» **Exercise brief**: Report only how many lines of the entries below contain the string "xlabel".

» **Entries from a visual dataset**:

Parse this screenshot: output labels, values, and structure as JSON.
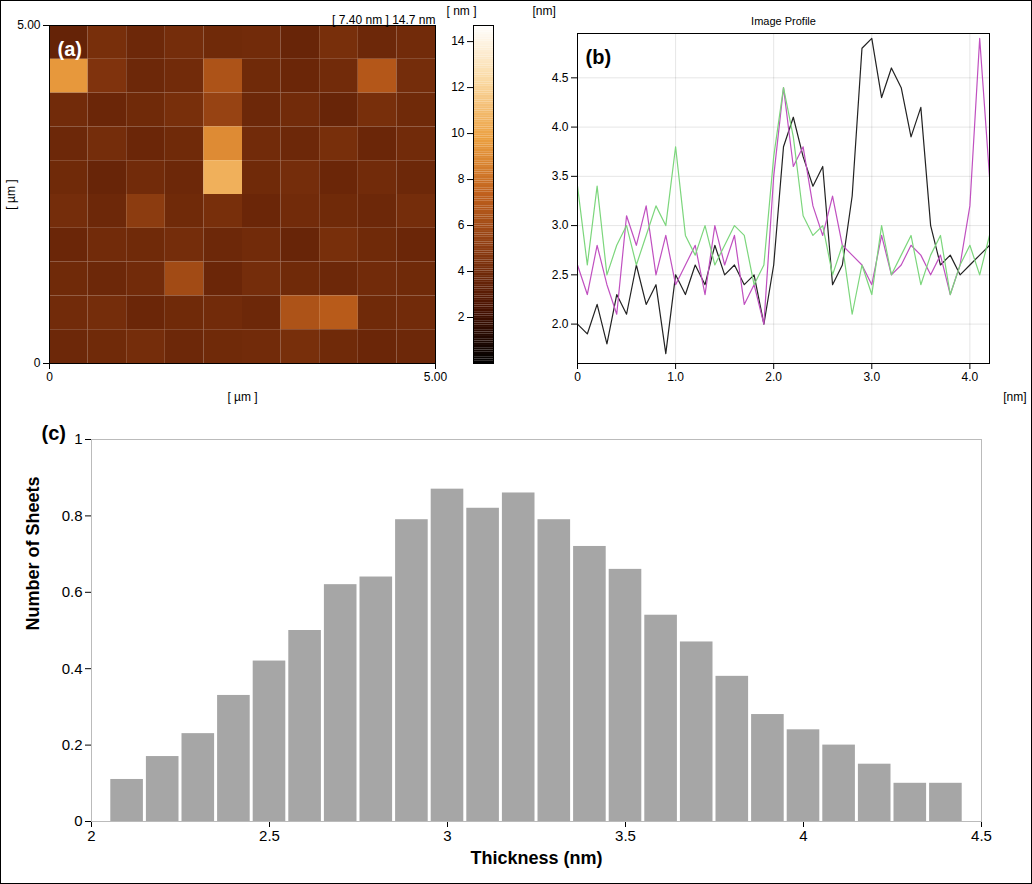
{
  "chart_data": [
    {
      "type": "heatmap",
      "annotations": [
        "(a)",
        "[ 7.40 nm ] 14.7 nm"
      ],
      "xlabel": "[ µm ]",
      "ylabel": "[ µm ]",
      "xlim": [
        0,
        5
      ],
      "xticks": [
        0,
        {
          "value": 5,
          "label": "5.00"
        }
      ],
      "ylim": [
        0,
        5
      ],
      "yticks": [
        0,
        {
          "value": 5,
          "label": "5.00"
        }
      ],
      "cells": [
        [
          3.5,
          4.2,
          3.8,
          4.1,
          3.9,
          4.0,
          3.6,
          4.2,
          3.8,
          4.0
        ],
        [
          9.5,
          4.5,
          3.8,
          4.0,
          6.5,
          3.9,
          3.7,
          4.0,
          6.8,
          4.1
        ],
        [
          4.0,
          3.7,
          3.9,
          4.2,
          5.5,
          3.8,
          4.0,
          3.6,
          4.2,
          3.9
        ],
        [
          3.8,
          4.1,
          3.7,
          3.9,
          9.0,
          4.0,
          3.8,
          4.2,
          3.7,
          4.0
        ],
        [
          3.9,
          3.6,
          4.0,
          3.8,
          10.5,
          3.9,
          4.1,
          3.7,
          4.0,
          3.8
        ],
        [
          4.1,
          3.8,
          5.0,
          3.9,
          4.2,
          3.7,
          4.0,
          3.9,
          3.8,
          4.1
        ],
        [
          3.7,
          4.0,
          3.9,
          4.1,
          3.8,
          4.0,
          3.6,
          4.2,
          3.9,
          3.7
        ],
        [
          3.9,
          3.8,
          4.0,
          6.0,
          3.7,
          4.1,
          3.9,
          3.8,
          4.0,
          3.9
        ],
        [
          4.0,
          4.1,
          3.7,
          3.9,
          4.0,
          3.8,
          6.5,
          7.0,
          3.9,
          4.0
        ],
        [
          3.8,
          3.9,
          4.1,
          3.8,
          3.9,
          4.0,
          4.2,
          3.9,
          3.7,
          3.8
        ]
      ],
      "colorbar": {
        "label": "[ nm ]",
        "range": [
          0,
          14.7
        ],
        "ticks": [
          2,
          4,
          6,
          8,
          10,
          12,
          14
        ]
      }
    },
    {
      "type": "line",
      "title": "Image Profile",
      "annotations": [
        "(b)"
      ],
      "xlabel": "[nm]",
      "ylabel": "[nm]",
      "x": [
        0,
        0.1,
        0.2,
        0.3,
        0.4,
        0.5,
        0.6,
        0.7,
        0.8,
        0.9,
        1.0,
        1.1,
        1.2,
        1.3,
        1.4,
        1.5,
        1.6,
        1.7,
        1.8,
        1.9,
        2.0,
        2.1,
        2.2,
        2.3,
        2.4,
        2.5,
        2.6,
        2.7,
        2.8,
        2.9,
        3.0,
        3.1,
        3.2,
        3.3,
        3.4,
        3.5,
        3.6,
        3.7,
        3.8,
        3.9,
        4.0,
        4.1,
        4.2
      ],
      "series": [
        {
          "color": "#222222",
          "values": [
            2.0,
            1.9,
            2.2,
            1.8,
            2.3,
            2.1,
            2.6,
            2.2,
            2.4,
            1.7,
            2.5,
            2.3,
            2.6,
            2.4,
            2.8,
            2.5,
            2.6,
            2.4,
            2.5,
            2.0,
            2.6,
            3.8,
            4.1,
            3.7,
            3.4,
            3.6,
            2.4,
            2.6,
            3.3,
            4.8,
            4.9,
            4.3,
            4.6,
            4.4,
            3.9,
            4.2,
            3.0,
            2.6,
            2.7,
            2.5,
            2.6,
            2.7,
            2.8
          ]
        },
        {
          "color": "#c050c0",
          "values": [
            2.6,
            2.3,
            2.8,
            2.4,
            2.1,
            3.1,
            2.8,
            3.2,
            2.5,
            2.9,
            2.4,
            2.6,
            2.8,
            2.3,
            3.0,
            2.6,
            2.9,
            2.2,
            2.4,
            2.0,
            3.5,
            4.4,
            3.6,
            3.8,
            3.2,
            2.9,
            3.3,
            2.8,
            2.7,
            2.6,
            2.4,
            2.9,
            2.5,
            2.6,
            2.8,
            2.7,
            2.5,
            2.7,
            2.3,
            2.6,
            3.2,
            4.9,
            3.5
          ]
        },
        {
          "color": "#7cd67c",
          "values": [
            3.4,
            2.6,
            3.4,
            2.5,
            2.8,
            3.0,
            2.6,
            2.9,
            3.2,
            3.0,
            3.8,
            2.9,
            2.7,
            3.0,
            2.6,
            2.8,
            3.0,
            2.9,
            2.4,
            2.6,
            3.7,
            4.4,
            3.9,
            3.1,
            2.9,
            3.0,
            2.5,
            2.8,
            2.1,
            2.6,
            2.3,
            3.0,
            2.5,
            2.7,
            2.9,
            2.4,
            2.7,
            2.9,
            2.3,
            2.6,
            2.8,
            2.5,
            2.9
          ]
        }
      ],
      "xlim": [
        0,
        4.2
      ],
      "xticks": [
        0,
        {
          "value": 1,
          "label": "1.0"
        },
        {
          "value": 2,
          "label": "2.0"
        },
        {
          "value": 3,
          "label": "3.0"
        },
        {
          "value": 4,
          "label": "4.0"
        }
      ],
      "ylim": [
        1.6,
        4.95
      ],
      "yticks": [
        {
          "value": 2,
          "label": "2.0"
        },
        2.5,
        {
          "value": 3,
          "label": "3.0"
        },
        3.5,
        {
          "value": 4,
          "label": "4.0"
        },
        4.5
      ],
      "grid": true
    },
    {
      "type": "histogram",
      "annotations": [
        "(c)"
      ],
      "xlabel": "Thickness (nm)",
      "ylabel": "Number of Sheets",
      "bins": [
        2.05,
        2.15,
        2.25,
        2.35,
        2.45,
        2.55,
        2.65,
        2.75,
        2.85,
        2.95,
        3.05,
        3.15,
        3.25,
        3.35,
        3.45,
        3.55,
        3.65,
        3.75,
        3.85,
        3.95,
        4.05,
        4.15,
        4.25,
        4.35,
        4.45
      ],
      "counts": [
        0.11,
        0.17,
        0.23,
        0.33,
        0.42,
        0.5,
        0.62,
        0.64,
        0.79,
        0.87,
        0.82,
        0.86,
        0.79,
        0.72,
        0.66,
        0.54,
        0.47,
        0.38,
        0.28,
        0.24,
        0.2,
        0.15,
        0.1,
        0.1
      ],
      "color": "#a6a6a6",
      "xlim": [
        2,
        4.5
      ],
      "xticks": [
        2,
        2.5,
        3,
        3.5,
        4,
        4.5
      ],
      "ylim": [
        0,
        1
      ],
      "yticks": [
        0,
        0.2,
        0.4,
        0.6,
        0.8,
        1
      ]
    }
  ]
}
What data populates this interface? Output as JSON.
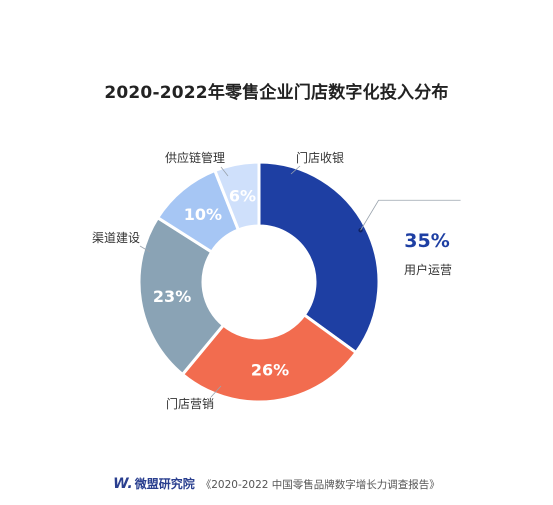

» **Response to this task**: 3